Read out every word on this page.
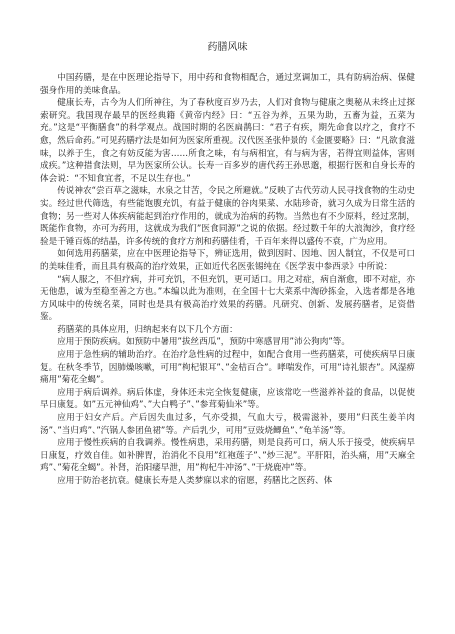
药膳风味

中国药膳，是在中医理论指导下，用中药和食物相配合，通过烹调加工，具有防病治病、保健强身作用的美味食品。

健康长寿，古今为人们所神往，为了春秋度百岁乃去，人们对食物与健康之奥秘从未终止过探索研究。我国现存最早的医经典籍《黄帝内经》曰：“五谷为养，五果为助，五畜为益，五菜为充。”这是“平衡膳食”的科学观点。战国时期的名医扁鹊曰：“君子有疾，期先命食以疗之，食疗不愈，然后命药。”可见药膳疗法是如何为医家所重视。汉代医圣张仲景的《金匮要略》曰：“凡欲食滋味，以养于生，食之有妨反能为害……所食之味，有与病相宜，有与病为害，若得宜则益体，害则成疾。”这种措食法则，早为医家所公认。长寿一百多岁的唐代药王孙思邈，根据行医和自身长寿的体会说：“不知食宜者，不足以生存也。”

传说神农“尝百草之滋味，水泉之甘苦，令民之所避就。”反映了古代劳动人民寻找食物的生动史实。经过世代筛选，有些能饱腹充饥，有益于健康的谷肉果菜、水陆珍奇，就习久成为日常生活的食物；另一些对人体疾病能起到治疗作用的，就成为治病的药物。当然也有不少原料，经过烹制，既能作食物，亦可为药用，这就成为我们”医食同源”之说的依据。经过数千年的大浪淘沙，食疗经验是千锤百炼的结晶，许多传统的食疗方剂和药膳佳肴，千百年来得以盛传不衰，广为应用。

如何选用药膳菜，应在中医理论指导下，辨证选用，做到因时、因地、因人制宜，不仅是可口的美味佳肴，而且具有极高的治疗效果，正如近代名医张锡纯在《医学衷中参西录》中所说：

“病人服之，不但疗病，并可充饥，不但充饥，更可适口。用之对症，病自渐愈，即不对症，亦无他患，诚为至稳至善之方也。”本编以此为准则，在全国十七大菜系中淘砂拣金，入选者都是各地方风味中的传统名菜，同时也是具有极高治疗效果的药膳。凡研究、创新、发展药膳者，足资借鉴。

药膳菜的具体应用，归纳起来有以下几个方面：

应用于预防疾病。如预防中暑用”拔丝西瓜”，预防中寒感冒用”沛公狗肉”等。

应用于急性病的辅助治疗。在治疗急性病的过程中，如配合食用一些药膳菜，可使疾病早日康复。在秋冬季节，因肺燥咳嗽，可用”枸杞银耳”、”金桔百合”。哮喘发作，可用”诗礼银杏”。风湿痹痛用”菊花全蝎”。

应用于病后调养。病后体虚，身体还未完全恢复健康，应该常吃一些滋养补益的食品，以促使早日康复。如”五元神仙鸡”、”大白鸭子”、”参茸菊仙米”等。

应用于妇女产后。产后因失血过多，气亦受损，气血大亏，极需滋补，要用”归芪生姜羊肉汤”、”当归鸡”、”汽锅人参团鱼裙”等。产后乳少，可用”豆豉烧鲫鱼”、”龟羊汤”等。

应用于慢性疾病的自我调养。慢性病患，采用药膳，则是良药可口，病人乐于接受，使疾病早日康复，疗效自佳。如补脾胃，治消化不良用”红袍莲子”、”炒三泥”。平肝阳，治头痛，用”天麻全鸡”、”菊花全蝎”。补肾，治阳痿早泄，用”枸杞牛冲汤”、”干烧鹿冲”等。

应用于防治老抗衰。健康长寿是人类梦寐以求的宿愿，药膳比之医药、体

☆ ☆ ☆ ☆

Exercise description: Find out how many lines in the listing contain the string "菊花全蝎". Give the number alone.

Solution to the problem: 2